## Written task
Transcribe the material below exactly as it appears.

## Records to use
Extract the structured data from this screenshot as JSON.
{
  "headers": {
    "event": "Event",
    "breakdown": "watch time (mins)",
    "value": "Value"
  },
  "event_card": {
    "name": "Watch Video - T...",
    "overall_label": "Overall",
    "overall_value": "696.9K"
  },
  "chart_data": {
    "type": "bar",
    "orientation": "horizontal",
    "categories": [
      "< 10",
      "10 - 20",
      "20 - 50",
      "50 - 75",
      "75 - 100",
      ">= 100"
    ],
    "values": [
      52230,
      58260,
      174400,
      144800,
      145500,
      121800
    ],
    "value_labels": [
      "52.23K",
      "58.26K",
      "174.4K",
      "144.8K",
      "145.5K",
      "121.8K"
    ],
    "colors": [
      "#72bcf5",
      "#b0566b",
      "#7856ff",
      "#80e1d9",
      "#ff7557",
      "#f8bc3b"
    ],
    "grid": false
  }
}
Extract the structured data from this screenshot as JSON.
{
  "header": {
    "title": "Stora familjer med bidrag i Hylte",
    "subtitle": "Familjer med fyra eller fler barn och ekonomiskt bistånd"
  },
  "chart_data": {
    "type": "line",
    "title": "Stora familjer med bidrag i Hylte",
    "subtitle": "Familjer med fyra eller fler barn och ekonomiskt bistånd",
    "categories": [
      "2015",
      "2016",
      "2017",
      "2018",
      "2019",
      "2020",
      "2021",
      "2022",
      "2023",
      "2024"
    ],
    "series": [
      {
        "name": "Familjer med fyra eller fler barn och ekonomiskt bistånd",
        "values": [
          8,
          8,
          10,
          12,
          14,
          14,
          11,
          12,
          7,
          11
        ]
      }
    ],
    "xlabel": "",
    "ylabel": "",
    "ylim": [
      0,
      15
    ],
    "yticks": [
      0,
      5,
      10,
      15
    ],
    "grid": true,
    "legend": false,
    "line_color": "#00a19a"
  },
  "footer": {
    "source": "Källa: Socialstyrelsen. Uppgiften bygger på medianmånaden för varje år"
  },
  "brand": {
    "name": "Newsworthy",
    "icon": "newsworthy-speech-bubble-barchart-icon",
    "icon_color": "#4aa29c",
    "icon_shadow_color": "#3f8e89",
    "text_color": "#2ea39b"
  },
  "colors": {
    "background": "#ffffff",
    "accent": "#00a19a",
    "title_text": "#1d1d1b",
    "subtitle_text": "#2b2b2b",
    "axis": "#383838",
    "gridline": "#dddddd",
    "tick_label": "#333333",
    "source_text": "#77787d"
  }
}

## Solution to this exercise
Extract the structured data from this screenshot as JSON.
{
  "headers": {
    "event": "Event",
    "breakdown": "watch time (mins)",
    "value": "Value"
  },
  "event_card": {
    "name": "Watch Video - T...",
    "overall_label": "Overall",
    "overall_value": "696.9K"
  },
  "chart_data": {
    "type": "bar",
    "orientation": "horizontal",
    "categories": [
      "< 10",
      "10 - 20",
      "20 - 50",
      "50 - 75",
      "75 - 100",
      ">= 100"
    ],
    "values": [
      52230,
      58260,
      174400,
      144800,
      145500,
      121800
    ],
    "value_labels": [
      "52.23K",
      "58.26K",
      "174.4K",
      "144.8K",
      "145.5K",
      "121.8K"
    ],
    "colors": [
      "#72bcf5",
      "#b0566b",
      "#7856ff",
      "#80e1d9",
      "#ff7557",
      "#f8bc3b"
    ],
    "grid": false
  }
}
Extract the structured data from this screenshot as JSON.
{
  "header": {
    "title": "Stora familjer med bidrag i Hylte",
    "subtitle": "Familjer med fyra eller fler barn och ekonomiskt bistånd"
  },
  "chart_data": {
    "type": "line",
    "title": "Stora familjer med bidrag i Hylte",
    "subtitle": "Familjer med fyra eller fler barn och ekonomiskt bistånd",
    "categories": [
      "2015",
      "2016",
      "2017",
      "2018",
      "2019",
      "2020",
      "2021",
      "2022",
      "2023",
      "2024"
    ],
    "series": [
      {
        "name": "Familjer med fyra eller fler barn och ekonomiskt bistånd",
        "values": [
          8,
          8,
          10,
          12,
          14,
          14,
          11,
          12,
          7,
          11
        ]
      }
    ],
    "xlabel": "",
    "ylabel": "",
    "ylim": [
      0,
      15
    ],
    "yticks": [
      0,
      5,
      10,
      15
    ],
    "grid": true,
    "legend": false,
    "line_color": "#00a19a"
  },
  "footer": {
    "source": "Källa: Socialstyrelsen. Uppgiften bygger på medianmånaden för varje år"
  },
  "brand": {
    "name": "Newsworthy",
    "icon": "newsworthy-speech-bubble-barchart-icon",
    "icon_color": "#4aa29c",
    "icon_shadow_color": "#3f8e89",
    "text_color": "#2ea39b"
  },
  "colors": {
    "background": "#ffffff",
    "accent": "#00a19a",
    "title_text": "#1d1d1b",
    "subtitle_text": "#2b2b2b",
    "axis": "#383838",
    "gridline": "#dddddd",
    "tick_label": "#333333",
    "source_text": "#77787d"
  }
}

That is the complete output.